TEXTO CITADO:
_ _ _

A finales de los sesenta, en su luminoso ático de la calle de Alberto Aguilera en Madrid, desde donde se podía ver casi Toledo, antes de que levantaran la mole de “El Corte Inglés” y otros edificios, Alfonso Pérez Sánchez, con una copa de coñac en la mano, la habitación nublada del humo de los cigarrillos, el sol entrando suave por los ventanales en aquellas tardes frías, lentas y azules de invierno, leía en voz alta poemas de Cernuda y de Neruda con tanta fuerza y pasión que, a pesar de haber transcurrido casi cuarenta años, han quedado en la memoria de los que le escuchamos como uno de los momentos más felices de nuestras vidas:
una a una, con amoroso mimo,
las colillas que han ido dejando por los yertos
ceniceros oscuros.
Pérez Sánchez nació en Cartagena en el año 1935. Estudió Filosofía y Letras en la universidad de Valencia. Se doctoró en 1964, siendo Catedrático en la Complutense. Dirigió por ocho años el Museo del Prado, del que había sido subdirector por diez años. Es uno de los mejores especialistas en la pintura y el dibujo italiano y español del barroco. Ha publicado numerosos libros.
La poesía que el profesor Pérez Sánchez había escrito un poco a escondidas quedó por mucho tiempo descansando en los cajones del olvido. Quedó reposada, pero no olvidada, porque los que habíamos tenido la suerte de conocerla y saber de su existencia la manteníamos viva. Ahora, se ha publicado reunida en un volumen titulado escuetamente Poesías.1952-1968 por la Fundación Olivar del Castillejo, en la colección Ars Millenii. Acompañan los poemas un lúcido dibujo de Ramón Gaya, que es un detalle del “Bautismo de Cristo” (1958), y un emocionado e iluminador prólogo de Francisco Brines. Poesías agrupa tres libros: Turbio silencio, Apresurado goce y Más cierto que esperanza. En una “Nota del autor” el poeta llama a esta entrega “poemas de juventud”, no se sabe si con un cierto dejo de melancolía o de disculpa por lo que puedan tener de inmadurez. Sí, son poemas de juventud porque fueron escritos cuando el poeta era joven, feliz y enamorado, pero son poemas de madurez por lo que dicen y cómo lo dicen, por el discurrir ideológico sostenido con una precisión en la palabra y un cauteloso tono de lirismo, por el trazado verbal y la independencia de escuelas o generaciones (aunque se pueda identificar, en ocasiones, algunos nombres de moda en aquel tiempo). Los tres libros, dice el autor, “responden a momentos muy precisos de mi vida y seguramente reflejan situaciones y sentimientos que mucha gente de mi edad vivieron” y los tres tienen un nivel paralelo o superior a muchos de los libros de poesía que se publicaron en aquel tiempo y que se han publicado después. Libros que fueron premiados y definidos como “seminales” y que ahora tienen la semilla seca y vana; estéril poesía social, falsa poesía religiosa, agobiante poesía preciosista, cargante poesía barroca… Mientras tanto estos tres libros están frescos, llenos de luz, oliendo a mar, chorreando sangre y repletos de cuerpos, sin que el tiempo, tan inflexible con la poesía, haya podido con ellos.

_ _ _

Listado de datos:
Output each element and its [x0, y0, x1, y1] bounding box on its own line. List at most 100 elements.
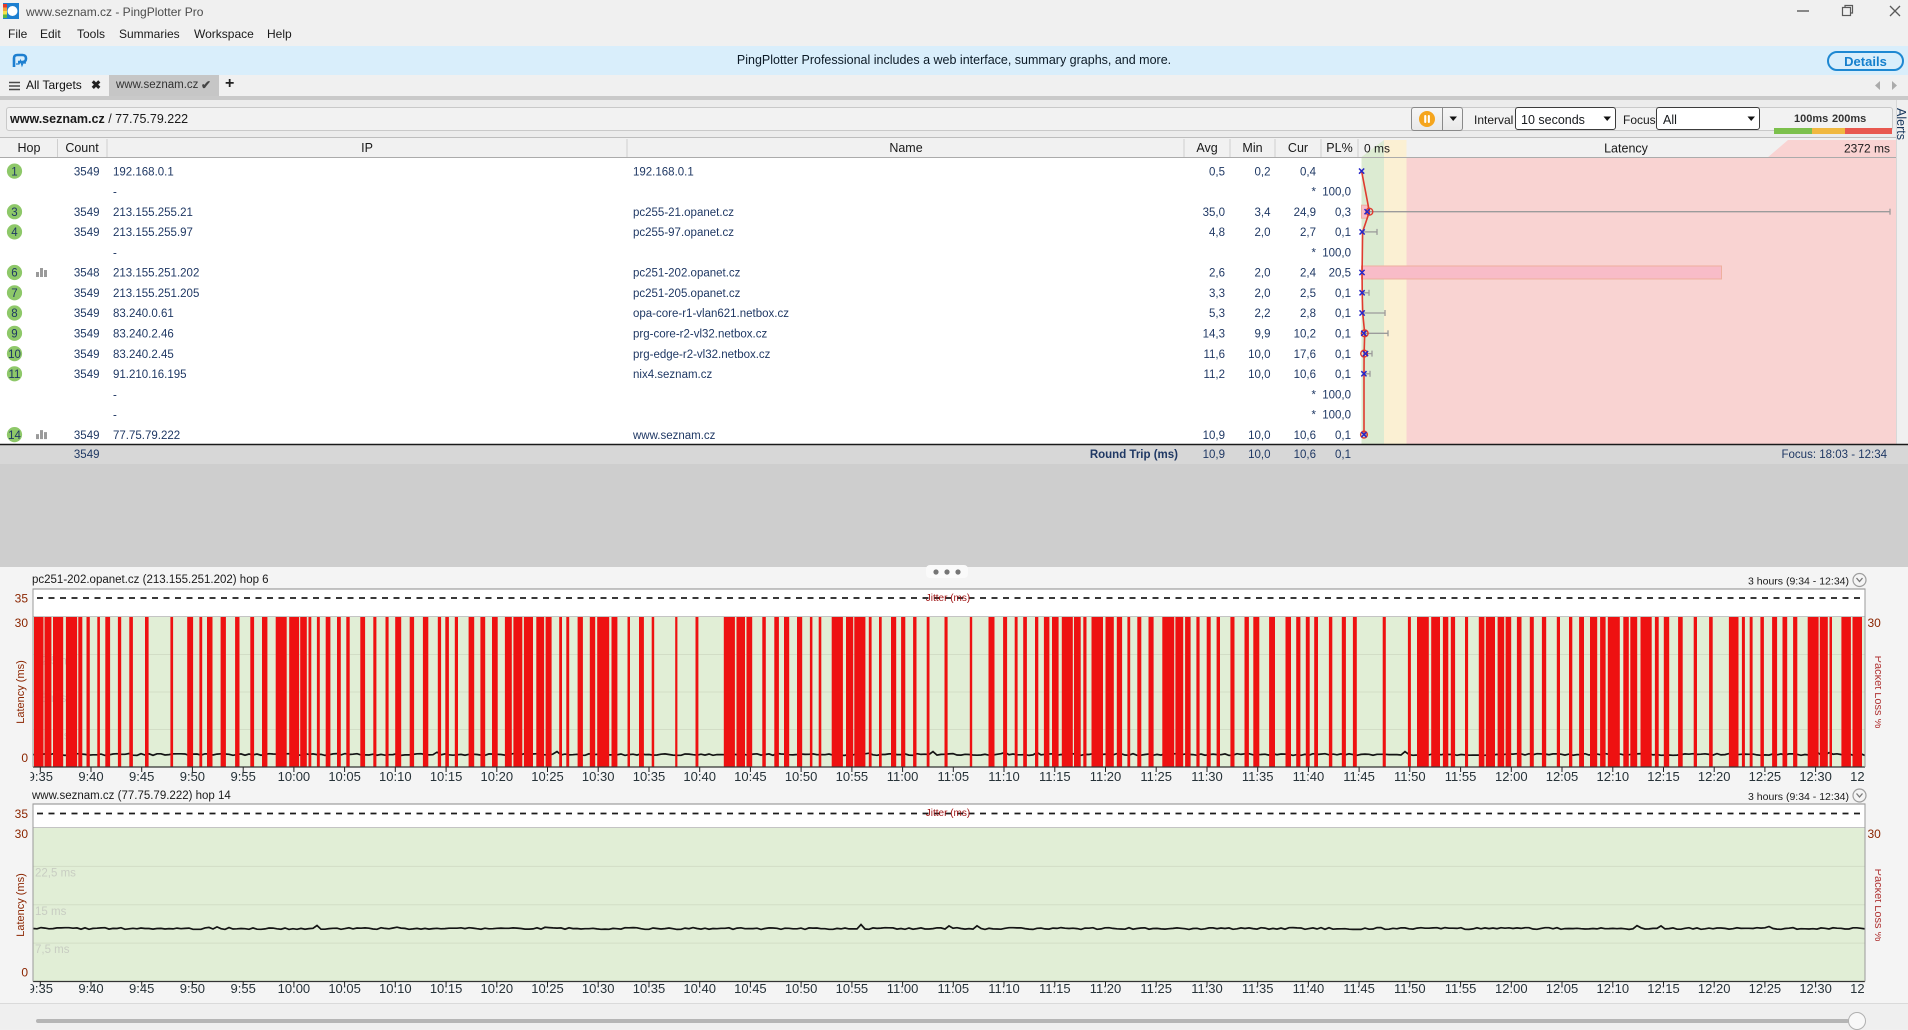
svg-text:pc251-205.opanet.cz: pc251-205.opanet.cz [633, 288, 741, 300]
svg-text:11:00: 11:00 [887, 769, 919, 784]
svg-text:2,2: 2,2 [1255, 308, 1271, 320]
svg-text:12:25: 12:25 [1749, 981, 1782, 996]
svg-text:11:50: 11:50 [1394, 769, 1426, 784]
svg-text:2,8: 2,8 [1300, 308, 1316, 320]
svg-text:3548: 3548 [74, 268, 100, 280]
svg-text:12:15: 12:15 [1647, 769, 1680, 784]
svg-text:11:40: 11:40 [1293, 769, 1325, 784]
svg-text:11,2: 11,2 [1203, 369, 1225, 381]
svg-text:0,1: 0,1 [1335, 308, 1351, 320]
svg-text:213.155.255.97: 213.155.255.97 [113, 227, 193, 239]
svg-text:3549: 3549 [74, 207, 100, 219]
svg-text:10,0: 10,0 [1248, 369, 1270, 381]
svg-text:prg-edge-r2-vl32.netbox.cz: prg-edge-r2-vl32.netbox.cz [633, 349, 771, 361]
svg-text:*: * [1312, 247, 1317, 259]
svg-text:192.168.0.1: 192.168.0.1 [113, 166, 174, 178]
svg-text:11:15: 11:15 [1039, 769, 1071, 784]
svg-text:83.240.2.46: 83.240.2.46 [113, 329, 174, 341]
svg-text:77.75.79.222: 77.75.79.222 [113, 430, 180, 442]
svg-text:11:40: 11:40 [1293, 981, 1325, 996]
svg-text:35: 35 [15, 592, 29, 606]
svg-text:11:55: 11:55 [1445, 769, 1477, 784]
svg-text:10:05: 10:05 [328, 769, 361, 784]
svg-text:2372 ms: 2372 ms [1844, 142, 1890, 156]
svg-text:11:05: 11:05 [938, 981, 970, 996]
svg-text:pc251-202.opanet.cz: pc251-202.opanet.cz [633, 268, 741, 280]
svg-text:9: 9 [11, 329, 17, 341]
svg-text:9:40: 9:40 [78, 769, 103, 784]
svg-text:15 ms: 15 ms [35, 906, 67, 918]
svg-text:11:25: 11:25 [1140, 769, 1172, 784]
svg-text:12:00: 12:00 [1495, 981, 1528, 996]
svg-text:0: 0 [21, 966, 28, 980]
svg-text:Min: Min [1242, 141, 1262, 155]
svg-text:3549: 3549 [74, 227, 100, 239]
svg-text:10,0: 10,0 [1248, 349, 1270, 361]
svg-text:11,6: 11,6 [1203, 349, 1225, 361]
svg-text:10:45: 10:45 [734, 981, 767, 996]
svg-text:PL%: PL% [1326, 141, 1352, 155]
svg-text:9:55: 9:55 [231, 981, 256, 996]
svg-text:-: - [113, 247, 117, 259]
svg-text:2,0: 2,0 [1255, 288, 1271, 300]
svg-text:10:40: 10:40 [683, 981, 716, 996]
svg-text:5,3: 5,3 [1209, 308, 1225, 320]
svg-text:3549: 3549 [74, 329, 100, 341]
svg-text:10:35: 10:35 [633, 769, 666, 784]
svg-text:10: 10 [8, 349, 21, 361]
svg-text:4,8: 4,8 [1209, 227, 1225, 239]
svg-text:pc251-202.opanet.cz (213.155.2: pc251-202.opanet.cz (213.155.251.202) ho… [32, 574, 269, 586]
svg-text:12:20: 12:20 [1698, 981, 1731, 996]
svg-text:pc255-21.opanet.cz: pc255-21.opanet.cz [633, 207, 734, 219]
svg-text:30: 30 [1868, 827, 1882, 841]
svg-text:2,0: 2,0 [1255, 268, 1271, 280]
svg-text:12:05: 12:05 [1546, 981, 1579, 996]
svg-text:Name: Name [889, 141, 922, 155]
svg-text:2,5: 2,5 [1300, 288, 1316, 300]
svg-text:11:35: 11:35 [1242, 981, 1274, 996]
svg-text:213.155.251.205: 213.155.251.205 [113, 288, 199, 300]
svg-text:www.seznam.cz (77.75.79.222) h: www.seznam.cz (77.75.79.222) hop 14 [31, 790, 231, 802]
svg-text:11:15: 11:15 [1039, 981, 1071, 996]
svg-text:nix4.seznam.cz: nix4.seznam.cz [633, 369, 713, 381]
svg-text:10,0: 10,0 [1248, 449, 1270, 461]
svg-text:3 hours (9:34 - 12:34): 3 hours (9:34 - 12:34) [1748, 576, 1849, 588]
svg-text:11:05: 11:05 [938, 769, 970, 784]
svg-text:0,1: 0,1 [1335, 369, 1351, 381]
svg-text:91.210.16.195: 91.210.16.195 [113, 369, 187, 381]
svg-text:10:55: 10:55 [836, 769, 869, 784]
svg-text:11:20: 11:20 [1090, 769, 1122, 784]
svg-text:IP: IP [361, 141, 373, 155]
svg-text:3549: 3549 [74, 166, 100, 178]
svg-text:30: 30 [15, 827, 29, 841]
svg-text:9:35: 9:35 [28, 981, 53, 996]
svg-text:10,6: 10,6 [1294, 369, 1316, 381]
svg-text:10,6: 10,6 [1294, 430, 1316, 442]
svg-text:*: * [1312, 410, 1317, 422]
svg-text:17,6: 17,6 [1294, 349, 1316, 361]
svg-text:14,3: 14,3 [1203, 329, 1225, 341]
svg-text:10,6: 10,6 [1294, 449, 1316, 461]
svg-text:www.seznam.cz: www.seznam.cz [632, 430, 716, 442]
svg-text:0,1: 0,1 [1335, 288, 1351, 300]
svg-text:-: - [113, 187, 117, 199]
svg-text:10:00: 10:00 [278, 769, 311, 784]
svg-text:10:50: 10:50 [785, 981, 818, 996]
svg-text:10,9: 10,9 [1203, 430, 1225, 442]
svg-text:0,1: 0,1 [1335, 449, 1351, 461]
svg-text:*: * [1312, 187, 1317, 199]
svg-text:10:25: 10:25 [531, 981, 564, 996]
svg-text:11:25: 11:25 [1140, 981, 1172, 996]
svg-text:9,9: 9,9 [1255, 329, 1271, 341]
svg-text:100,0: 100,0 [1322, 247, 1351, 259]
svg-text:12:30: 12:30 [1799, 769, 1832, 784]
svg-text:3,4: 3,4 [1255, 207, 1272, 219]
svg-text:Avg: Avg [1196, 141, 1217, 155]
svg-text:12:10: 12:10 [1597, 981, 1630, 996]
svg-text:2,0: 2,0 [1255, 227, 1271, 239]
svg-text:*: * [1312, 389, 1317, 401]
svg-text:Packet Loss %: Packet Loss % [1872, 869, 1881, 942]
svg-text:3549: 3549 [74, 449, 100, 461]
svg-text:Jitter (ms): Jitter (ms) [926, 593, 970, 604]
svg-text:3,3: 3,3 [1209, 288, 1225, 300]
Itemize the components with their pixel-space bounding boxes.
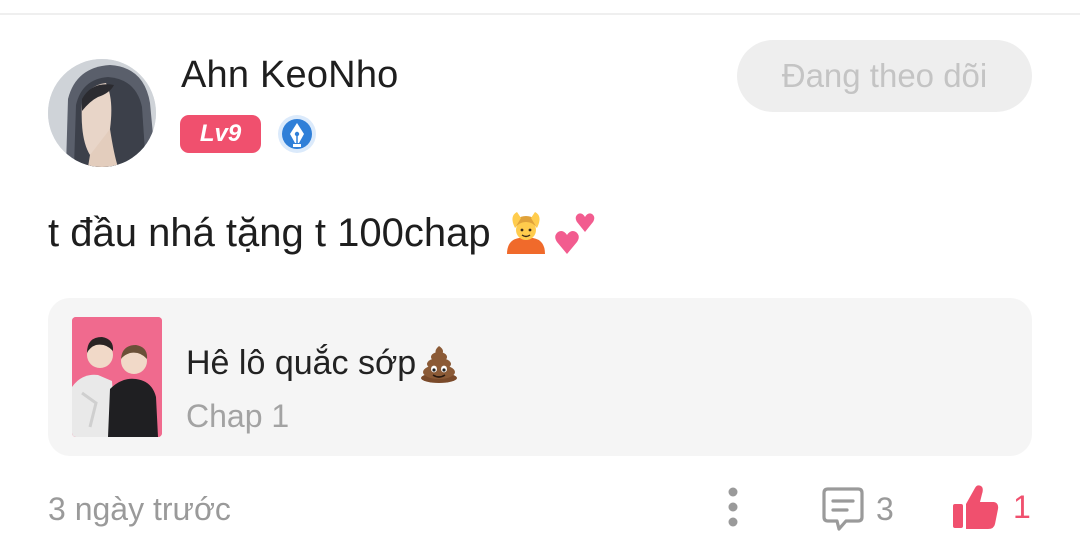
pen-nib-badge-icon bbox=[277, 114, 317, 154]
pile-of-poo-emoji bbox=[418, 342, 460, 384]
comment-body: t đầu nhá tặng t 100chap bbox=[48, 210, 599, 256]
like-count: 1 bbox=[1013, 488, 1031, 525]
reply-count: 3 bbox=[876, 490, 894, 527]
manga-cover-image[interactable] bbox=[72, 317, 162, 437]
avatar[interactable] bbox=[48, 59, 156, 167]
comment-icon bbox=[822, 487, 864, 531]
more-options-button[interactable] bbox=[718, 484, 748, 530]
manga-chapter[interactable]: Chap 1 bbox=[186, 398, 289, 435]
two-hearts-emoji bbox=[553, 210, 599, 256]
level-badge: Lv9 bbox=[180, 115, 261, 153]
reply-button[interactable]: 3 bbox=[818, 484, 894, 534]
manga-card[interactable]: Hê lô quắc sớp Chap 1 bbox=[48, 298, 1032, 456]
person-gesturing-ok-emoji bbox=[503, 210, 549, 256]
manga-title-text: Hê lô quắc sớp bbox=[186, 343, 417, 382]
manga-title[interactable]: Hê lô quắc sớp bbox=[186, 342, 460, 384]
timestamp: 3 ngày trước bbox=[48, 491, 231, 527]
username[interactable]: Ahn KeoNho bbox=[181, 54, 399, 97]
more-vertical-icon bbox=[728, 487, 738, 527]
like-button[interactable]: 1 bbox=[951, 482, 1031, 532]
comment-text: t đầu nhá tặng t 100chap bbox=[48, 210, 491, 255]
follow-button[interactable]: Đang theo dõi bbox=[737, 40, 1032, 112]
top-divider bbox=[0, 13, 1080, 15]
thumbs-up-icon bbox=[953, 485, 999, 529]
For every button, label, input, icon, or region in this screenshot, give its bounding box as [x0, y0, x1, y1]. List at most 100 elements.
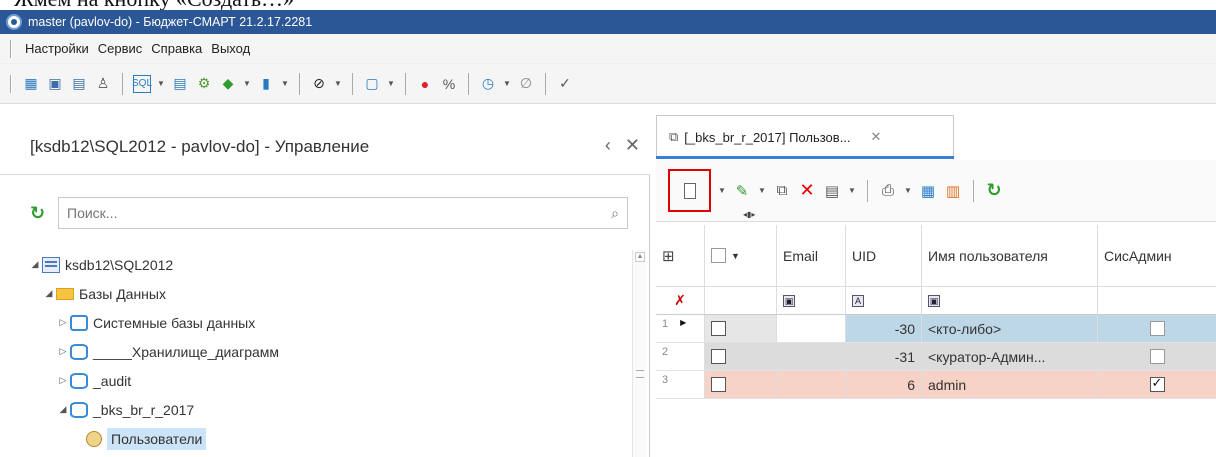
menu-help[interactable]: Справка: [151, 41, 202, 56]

_ _ _

QUÉ HACER:
1. Según el texto sobre la poesía de Pérez Sánchez, ¿qué tres libros reúne el volumen Poesías?
2. Transcribe del texto sobre la poesía de Pérez Sánchez el fragmento que empieza con "Pérez Sánchez nació" y sigue hasta "publicado numerosos libros.".

RESULTADOS POR TAREA:
1. Turbio silencio, Apresurado goce y Más cierto que esperanza.

2.
Pérez Sánchez nació en Cartagena en el año 1935. Estudió Filosofía y Letras en la universidad de Valencia. Se doctoró en 1964, siendo Catedrático en la Complutense. Dirigió por ocho años el Museo del Prado, del que había sido subdirector por diez años. Es uno de los mejores especialistas en la pintura y el dibujo italiano y español del barroco. Ha publicado numerosos libros.